Below is a listing; copy all of it exactly.

═══

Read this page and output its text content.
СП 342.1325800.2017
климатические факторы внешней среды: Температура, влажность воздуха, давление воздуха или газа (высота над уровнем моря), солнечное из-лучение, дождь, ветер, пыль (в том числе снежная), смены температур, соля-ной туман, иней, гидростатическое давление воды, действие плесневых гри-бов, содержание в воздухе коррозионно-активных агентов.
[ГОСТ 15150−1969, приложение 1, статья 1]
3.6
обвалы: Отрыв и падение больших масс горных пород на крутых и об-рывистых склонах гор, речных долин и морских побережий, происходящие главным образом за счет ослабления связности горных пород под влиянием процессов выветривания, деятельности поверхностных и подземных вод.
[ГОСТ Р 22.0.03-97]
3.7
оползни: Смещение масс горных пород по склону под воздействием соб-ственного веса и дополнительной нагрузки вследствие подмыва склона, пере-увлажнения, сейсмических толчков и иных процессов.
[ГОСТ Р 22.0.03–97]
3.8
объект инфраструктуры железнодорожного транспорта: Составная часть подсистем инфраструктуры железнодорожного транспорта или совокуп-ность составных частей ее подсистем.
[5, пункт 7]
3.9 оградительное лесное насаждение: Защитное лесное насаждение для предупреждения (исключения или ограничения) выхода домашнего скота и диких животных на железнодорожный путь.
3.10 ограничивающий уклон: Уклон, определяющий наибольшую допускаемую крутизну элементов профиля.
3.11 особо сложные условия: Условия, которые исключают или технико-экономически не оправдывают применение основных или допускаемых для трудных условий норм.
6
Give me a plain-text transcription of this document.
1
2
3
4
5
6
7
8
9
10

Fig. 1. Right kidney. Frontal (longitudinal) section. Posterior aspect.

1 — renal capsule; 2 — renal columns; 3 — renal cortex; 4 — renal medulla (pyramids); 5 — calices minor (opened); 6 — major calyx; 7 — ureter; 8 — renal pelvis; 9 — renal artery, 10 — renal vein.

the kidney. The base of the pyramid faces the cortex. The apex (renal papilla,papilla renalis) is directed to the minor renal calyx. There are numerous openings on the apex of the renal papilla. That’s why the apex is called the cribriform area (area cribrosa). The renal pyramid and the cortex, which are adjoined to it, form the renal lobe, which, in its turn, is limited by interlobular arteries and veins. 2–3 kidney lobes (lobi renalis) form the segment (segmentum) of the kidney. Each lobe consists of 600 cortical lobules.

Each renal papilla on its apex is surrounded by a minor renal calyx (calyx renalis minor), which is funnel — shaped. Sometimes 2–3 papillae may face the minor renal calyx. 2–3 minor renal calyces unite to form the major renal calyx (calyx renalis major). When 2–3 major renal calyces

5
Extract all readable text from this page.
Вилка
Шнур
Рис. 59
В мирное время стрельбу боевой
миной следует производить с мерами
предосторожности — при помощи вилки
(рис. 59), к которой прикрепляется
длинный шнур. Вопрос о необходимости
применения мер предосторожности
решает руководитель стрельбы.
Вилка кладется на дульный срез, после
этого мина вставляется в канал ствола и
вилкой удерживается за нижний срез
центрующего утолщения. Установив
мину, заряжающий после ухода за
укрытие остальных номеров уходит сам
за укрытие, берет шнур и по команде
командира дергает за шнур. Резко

═══

Result for this exercise:
Read this page and output its text content.
СП 342.1325800.2017
климатические факторы внешней среды: Температура, влажность воздуха, давление воздуха или газа (высота над уровнем моря), солнечное из-лучение, дождь, ветер, пыль (в том числе снежная), смены температур, соля-ной туман, иней, гидростатическое давление воды, действие плесневых гри-бов, содержание в воздухе коррозионно-активных агентов.
[ГОСТ 15150−1969, приложение 1, статья 1]
3.6
обвалы: Отрыв и падение больших масс горных пород на крутых и об-рывистых склонах гор, речных долин и морских побережий, происходящие главным образом за счет ослабления связности горных пород под влиянием процессов выветривания, деятельности поверхностных и подземных вод.
[ГОСТ Р 22.0.03-97]
3.7
оползни: Смещение масс горных пород по склону под воздействием соб-ственного веса и дополнительной нагрузки вследствие подмыва склона, пере-увлажнения, сейсмических толчков и иных процессов.
[ГОСТ Р 22.0.03–97]
3.8
объект инфраструктуры железнодорожного транспорта: Составная часть подсистем инфраструктуры железнодорожного транспорта или совокуп-ность составных частей ее подсистем.
[5, пункт 7]
3.9 оградительное лесное насаждение: Защитное лесное насаждение для предупреждения (исключения или ограничения) выхода домашнего скота и диких животных на железнодорожный путь.
3.10 ограничивающий уклон: Уклон, определяющий наибольшую допускаемую крутизну элементов профиля.
3.11 особо сложные условия: Условия, которые исключают или технико-экономически не оправдывают применение основных или допускаемых для трудных условий норм.
6
Give me a plain-text transcription of this document.
1
2
3
4
5
6
7
8
9
10

Fig. 1. Right kidney. Frontal (longitudinal) section. Posterior aspect.

1 — renal capsule; 2 — renal columns; 3 — renal cortex; 4 — renal medulla (pyramids); 5 — calices minor (opened); 6 — major calyx; 7 — ureter; 8 — renal pelvis; 9 — renal artery, 10 — renal vein.

the kidney. The base of the pyramid faces the cortex. The apex (renal papilla,papilla renalis) is directed to the minor renal calyx. There are numerous openings on the apex of the renal papilla. That’s why the apex is called the cribriform area (area cribrosa). The renal pyramid and the cortex, which are adjoined to it, form the renal lobe, which, in its turn, is limited by interlobular arteries and veins. 2–3 kidney lobes (lobi renalis) form the segment (segmentum) of the kidney. Each lobe consists of 600 cortical lobules.

Each renal papilla on its apex is surrounded by a minor renal calyx (calyx renalis minor), which is funnel — shaped. Sometimes 2–3 papillae may face the minor renal calyx. 2–3 minor renal calyces unite to form the major renal calyx (calyx renalis major). When 2–3 major renal calyces

5
Extract all readable text from this page.
Вилка
Шнур
Рис. 59
В мирное время стрельбу боевой
миной следует производить с мерами
предосторожности — при помощи вилки
(рис. 59), к которой прикрепляется
длинный шнур. Вопрос о необходимости
применения мер предосторожности
решает руководитель стрельбы.
Вилка кладется на дульный срез, после
этого мина вставляется в канал ствола и
вилкой удерживается за нижний срез
центрующего утолщения. Установив
мину, заряжающий после ухода за
укрытие остальных номеров уходит сам
за укрытие, берет шнур и по команде
командира дергает за шнур. Резко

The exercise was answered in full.